● Extracted data entries
════════════════════
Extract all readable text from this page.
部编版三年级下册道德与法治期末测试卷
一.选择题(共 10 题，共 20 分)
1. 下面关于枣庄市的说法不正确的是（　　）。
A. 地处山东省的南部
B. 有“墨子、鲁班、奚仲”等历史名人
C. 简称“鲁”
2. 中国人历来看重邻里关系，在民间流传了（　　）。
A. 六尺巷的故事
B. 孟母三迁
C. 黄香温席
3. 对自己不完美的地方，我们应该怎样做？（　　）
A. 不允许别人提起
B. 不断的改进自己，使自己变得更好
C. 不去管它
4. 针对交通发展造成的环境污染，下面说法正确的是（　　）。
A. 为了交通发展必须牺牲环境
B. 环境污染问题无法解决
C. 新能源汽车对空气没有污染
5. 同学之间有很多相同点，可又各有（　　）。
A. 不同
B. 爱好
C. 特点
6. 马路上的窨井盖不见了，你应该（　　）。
════════════════════
● Written instruction
Transcribe all entries exactly as they are given.

● Response for this exercise
Extract all readable text from this page.
部编版三年级下册道德与法治期末测试卷
一.选择题(共 10 题，共 20 分)
1. 下面关于枣庄市的说法不正确的是（　　）。
A. 地处山东省的南部
B. 有“墨子、鲁班、奚仲”等历史名人
C. 简称“鲁”
2. 中国人历来看重邻里关系，在民间流传了（　　）。
A. 六尺巷的故事
B. 孟母三迁
C. 黄香温席
3. 对自己不完美的地方，我们应该怎样做？（　　）
A. 不允许别人提起
B. 不断的改进自己，使自己变得更好
C. 不去管它
4. 针对交通发展造成的环境污染，下面说法正确的是（　　）。
A. 为了交通发展必须牺牲环境
B. 环境污染问题无法解决
C. 新能源汽车对空气没有污染
5. 同学之间有很多相同点，可又各有（　　）。
A. 不同
B. 爱好
C. 特点
6. 马路上的窨井盖不见了，你应该（　　）。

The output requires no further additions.